* Short problem *
Reproduce the records exactly.

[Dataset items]

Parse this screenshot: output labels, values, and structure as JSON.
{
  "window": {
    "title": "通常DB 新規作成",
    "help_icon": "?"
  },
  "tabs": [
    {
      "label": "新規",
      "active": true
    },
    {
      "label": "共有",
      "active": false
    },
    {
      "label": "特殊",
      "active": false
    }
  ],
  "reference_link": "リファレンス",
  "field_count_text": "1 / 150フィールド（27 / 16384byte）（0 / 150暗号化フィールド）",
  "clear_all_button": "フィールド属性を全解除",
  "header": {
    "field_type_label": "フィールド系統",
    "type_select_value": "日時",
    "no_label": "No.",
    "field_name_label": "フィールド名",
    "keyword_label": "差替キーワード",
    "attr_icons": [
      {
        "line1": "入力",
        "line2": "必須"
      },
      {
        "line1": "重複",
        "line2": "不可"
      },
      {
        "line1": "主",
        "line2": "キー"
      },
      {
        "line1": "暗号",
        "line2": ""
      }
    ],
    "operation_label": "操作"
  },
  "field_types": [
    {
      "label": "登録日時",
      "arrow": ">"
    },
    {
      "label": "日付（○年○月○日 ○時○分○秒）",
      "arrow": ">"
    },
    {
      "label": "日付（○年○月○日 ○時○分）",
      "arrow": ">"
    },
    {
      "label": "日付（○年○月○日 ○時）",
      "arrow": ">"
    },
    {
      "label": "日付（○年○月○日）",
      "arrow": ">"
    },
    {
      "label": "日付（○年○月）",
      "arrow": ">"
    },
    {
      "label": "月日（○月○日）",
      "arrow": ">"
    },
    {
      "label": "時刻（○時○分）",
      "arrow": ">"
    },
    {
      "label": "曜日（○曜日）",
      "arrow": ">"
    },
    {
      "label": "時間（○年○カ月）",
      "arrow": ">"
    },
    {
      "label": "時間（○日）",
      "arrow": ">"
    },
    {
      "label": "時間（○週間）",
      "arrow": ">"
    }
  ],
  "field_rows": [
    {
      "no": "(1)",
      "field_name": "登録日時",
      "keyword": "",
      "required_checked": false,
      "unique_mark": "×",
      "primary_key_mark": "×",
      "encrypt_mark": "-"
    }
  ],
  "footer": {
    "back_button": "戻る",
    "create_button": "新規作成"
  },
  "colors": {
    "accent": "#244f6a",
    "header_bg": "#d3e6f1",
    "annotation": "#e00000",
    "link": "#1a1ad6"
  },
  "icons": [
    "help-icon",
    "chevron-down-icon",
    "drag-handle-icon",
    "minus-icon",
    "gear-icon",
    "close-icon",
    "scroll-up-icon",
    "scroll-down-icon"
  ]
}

* Response *
Parse this screenshot: output labels, values, and structure as JSON.
{
  "window": {
    "title": "通常DB 新規作成",
    "help_icon": "?"
  },
  "tabs": [
    {
      "label": "新規",
      "active": true
    },
    {
      "label": "共有",
      "active": false
    },
    {
      "label": "特殊",
      "active": false
    }
  ],
  "reference_link": "リファレンス",
  "field_count_text": "1 / 150フィールド（27 / 16384byte）（0 / 150暗号化フィールド）",
  "clear_all_button": "フィールド属性を全解除",
  "header": {
    "field_type_label": "フィールド系統",
    "type_select_value": "日時",
    "no_label": "No.",
    "field_name_label": "フィールド名",
    "keyword_label": "差替キーワード",
    "attr_icons": [
      {
        "line1": "入力",
        "line2": "必須"
      },
      {
        "line1": "重複",
        "line2": "不可"
      },
      {
        "line1": "主",
        "line2": "キー"
      },
      {
        "line1": "暗号",
        "line2": ""
      }
    ],
    "operation_label": "操作"
  },
  "field_types": [
    {
      "label": "登録日時",
      "arrow": ">"
    },
    {
      "label": "日付（○年○月○日 ○時○分○秒）",
      "arrow": ">"
    },
    {
      "label": "日付（○年○月○日 ○時○分）",
      "arrow": ">"
    },
    {
      "label": "日付（○年○月○日 ○時）",
      "arrow": ">"
    },
    {
      "label": "日付（○年○月○日）",
      "arrow": ">"
    },
    {
      "label": "日付（○年○月）",
      "arrow": ">"
    },
    {
      "label": "月日（○月○日）",
      "arrow": ">"
    },
    {
      "label": "時刻（○時○分）",
      "arrow": ">"
    },
    {
      "label": "曜日（○曜日）",
      "arrow": ">"
    },
    {
      "label": "時間（○年○カ月）",
      "arrow": ">"
    },
    {
      "label": "時間（○日）",
      "arrow": ">"
    },
    {
      "label": "時間（○週間）",
      "arrow": ">"
    }
  ],
  "field_rows": [
    {
      "no": "(1)",
      "field_name": "登録日時",
      "keyword": "",
      "required_checked": false,
      "unique_mark": "×",
      "primary_key_mark": "×",
      "encrypt_mark": "-"
    }
  ],
  "footer": {
    "back_button": "戻る",
    "create_button": "新規作成"
  },
  "colors": {
    "accent": "#244f6a",
    "header_bg": "#d3e6f1",
    "annotation": "#e00000",
    "link": "#1a1ad6"
  },
  "icons": [
    "help-icon",
    "chevron-down-icon",
    "drag-handle-icon",
    "minus-icon",
    "gear-icon",
    "close-icon",
    "scroll-up-icon",
    "scroll-down-icon"
  ]
}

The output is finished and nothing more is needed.